**EXERCISE GOAL**:
Identify every line in the records below that contains the string "info", and copy each of those lines in full.

Layout annotation records
***

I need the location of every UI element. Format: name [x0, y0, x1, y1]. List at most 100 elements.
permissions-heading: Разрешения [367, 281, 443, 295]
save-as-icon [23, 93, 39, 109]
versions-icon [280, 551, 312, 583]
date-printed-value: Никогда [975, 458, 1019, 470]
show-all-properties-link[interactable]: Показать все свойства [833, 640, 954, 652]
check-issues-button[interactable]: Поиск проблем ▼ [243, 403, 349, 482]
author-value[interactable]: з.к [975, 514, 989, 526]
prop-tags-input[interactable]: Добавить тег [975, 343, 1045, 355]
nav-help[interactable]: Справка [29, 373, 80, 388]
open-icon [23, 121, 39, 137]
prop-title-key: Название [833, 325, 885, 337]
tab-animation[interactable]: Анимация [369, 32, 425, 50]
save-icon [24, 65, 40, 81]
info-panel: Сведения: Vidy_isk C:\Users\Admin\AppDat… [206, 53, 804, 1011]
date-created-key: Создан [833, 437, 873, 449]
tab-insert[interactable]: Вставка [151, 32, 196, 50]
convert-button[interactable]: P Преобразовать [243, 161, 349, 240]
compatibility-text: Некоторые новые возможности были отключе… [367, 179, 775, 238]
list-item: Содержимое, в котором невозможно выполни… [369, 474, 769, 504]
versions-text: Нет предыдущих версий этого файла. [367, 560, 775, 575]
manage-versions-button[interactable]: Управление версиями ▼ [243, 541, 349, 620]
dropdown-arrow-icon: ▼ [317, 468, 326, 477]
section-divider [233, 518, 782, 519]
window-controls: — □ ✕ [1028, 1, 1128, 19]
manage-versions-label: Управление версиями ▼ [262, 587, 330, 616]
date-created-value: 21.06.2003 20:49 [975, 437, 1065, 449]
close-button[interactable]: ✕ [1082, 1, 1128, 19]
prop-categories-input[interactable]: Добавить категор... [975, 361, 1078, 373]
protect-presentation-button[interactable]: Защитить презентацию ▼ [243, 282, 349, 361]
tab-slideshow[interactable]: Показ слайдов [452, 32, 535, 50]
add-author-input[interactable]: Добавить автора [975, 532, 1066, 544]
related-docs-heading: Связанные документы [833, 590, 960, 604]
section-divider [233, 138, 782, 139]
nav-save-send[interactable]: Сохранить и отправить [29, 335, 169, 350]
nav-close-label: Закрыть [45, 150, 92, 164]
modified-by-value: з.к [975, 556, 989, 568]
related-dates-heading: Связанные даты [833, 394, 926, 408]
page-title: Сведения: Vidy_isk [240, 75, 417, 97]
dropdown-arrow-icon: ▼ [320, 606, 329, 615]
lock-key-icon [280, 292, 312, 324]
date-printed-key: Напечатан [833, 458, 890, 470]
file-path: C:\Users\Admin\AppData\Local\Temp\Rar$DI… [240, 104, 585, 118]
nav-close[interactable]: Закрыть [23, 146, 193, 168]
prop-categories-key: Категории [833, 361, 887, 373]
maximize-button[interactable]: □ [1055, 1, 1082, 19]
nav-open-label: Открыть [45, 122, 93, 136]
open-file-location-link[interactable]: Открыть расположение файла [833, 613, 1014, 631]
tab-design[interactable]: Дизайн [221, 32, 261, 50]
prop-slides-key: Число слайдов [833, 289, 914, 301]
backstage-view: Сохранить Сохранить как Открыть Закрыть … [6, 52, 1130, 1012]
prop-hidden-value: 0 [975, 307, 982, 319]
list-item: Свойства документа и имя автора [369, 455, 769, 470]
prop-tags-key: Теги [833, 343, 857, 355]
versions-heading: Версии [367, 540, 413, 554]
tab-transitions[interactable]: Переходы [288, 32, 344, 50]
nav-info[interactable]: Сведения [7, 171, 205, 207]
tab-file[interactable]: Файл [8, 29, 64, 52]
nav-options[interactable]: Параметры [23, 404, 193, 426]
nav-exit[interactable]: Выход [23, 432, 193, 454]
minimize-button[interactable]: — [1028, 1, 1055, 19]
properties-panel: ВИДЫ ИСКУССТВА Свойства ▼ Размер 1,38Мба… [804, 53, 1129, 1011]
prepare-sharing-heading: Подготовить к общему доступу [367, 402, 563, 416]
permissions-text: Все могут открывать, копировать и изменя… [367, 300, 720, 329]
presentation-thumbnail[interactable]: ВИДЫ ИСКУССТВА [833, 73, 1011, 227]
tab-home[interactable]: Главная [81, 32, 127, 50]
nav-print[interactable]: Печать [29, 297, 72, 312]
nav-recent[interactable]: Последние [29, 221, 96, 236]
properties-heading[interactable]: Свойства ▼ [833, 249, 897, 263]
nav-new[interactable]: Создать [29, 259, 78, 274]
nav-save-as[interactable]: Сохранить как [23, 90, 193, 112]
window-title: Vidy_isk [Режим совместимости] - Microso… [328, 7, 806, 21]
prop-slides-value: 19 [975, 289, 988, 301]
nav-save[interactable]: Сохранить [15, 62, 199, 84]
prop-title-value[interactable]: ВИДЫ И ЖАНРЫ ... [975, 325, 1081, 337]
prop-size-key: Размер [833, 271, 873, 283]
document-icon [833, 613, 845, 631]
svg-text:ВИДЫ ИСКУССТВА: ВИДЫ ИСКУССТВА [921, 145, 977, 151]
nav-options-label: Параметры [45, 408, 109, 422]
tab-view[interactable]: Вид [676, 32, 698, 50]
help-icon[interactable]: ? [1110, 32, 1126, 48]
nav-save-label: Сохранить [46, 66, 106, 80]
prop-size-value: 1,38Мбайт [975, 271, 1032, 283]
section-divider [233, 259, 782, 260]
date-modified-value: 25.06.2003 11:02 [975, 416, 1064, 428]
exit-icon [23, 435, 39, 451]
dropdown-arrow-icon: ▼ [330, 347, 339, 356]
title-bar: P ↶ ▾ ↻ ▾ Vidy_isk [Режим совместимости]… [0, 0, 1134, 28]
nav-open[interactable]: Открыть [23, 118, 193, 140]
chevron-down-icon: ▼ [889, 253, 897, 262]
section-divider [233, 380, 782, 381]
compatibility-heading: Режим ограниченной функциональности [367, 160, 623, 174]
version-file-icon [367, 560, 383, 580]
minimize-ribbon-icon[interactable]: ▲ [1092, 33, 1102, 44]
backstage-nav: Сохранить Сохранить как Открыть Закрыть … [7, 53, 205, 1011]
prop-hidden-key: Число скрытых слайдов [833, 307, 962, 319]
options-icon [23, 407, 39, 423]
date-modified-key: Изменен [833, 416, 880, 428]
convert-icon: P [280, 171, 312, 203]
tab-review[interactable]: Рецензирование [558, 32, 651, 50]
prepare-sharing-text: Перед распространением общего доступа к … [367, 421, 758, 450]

***

**TASK RESPONSE**:
info-panel: Сведения: Vidy_isk C:\Users\Admin\AppDat… [206, 53, 804, 1011]
nav-info[interactable]: Сведения [7, 171, 205, 207]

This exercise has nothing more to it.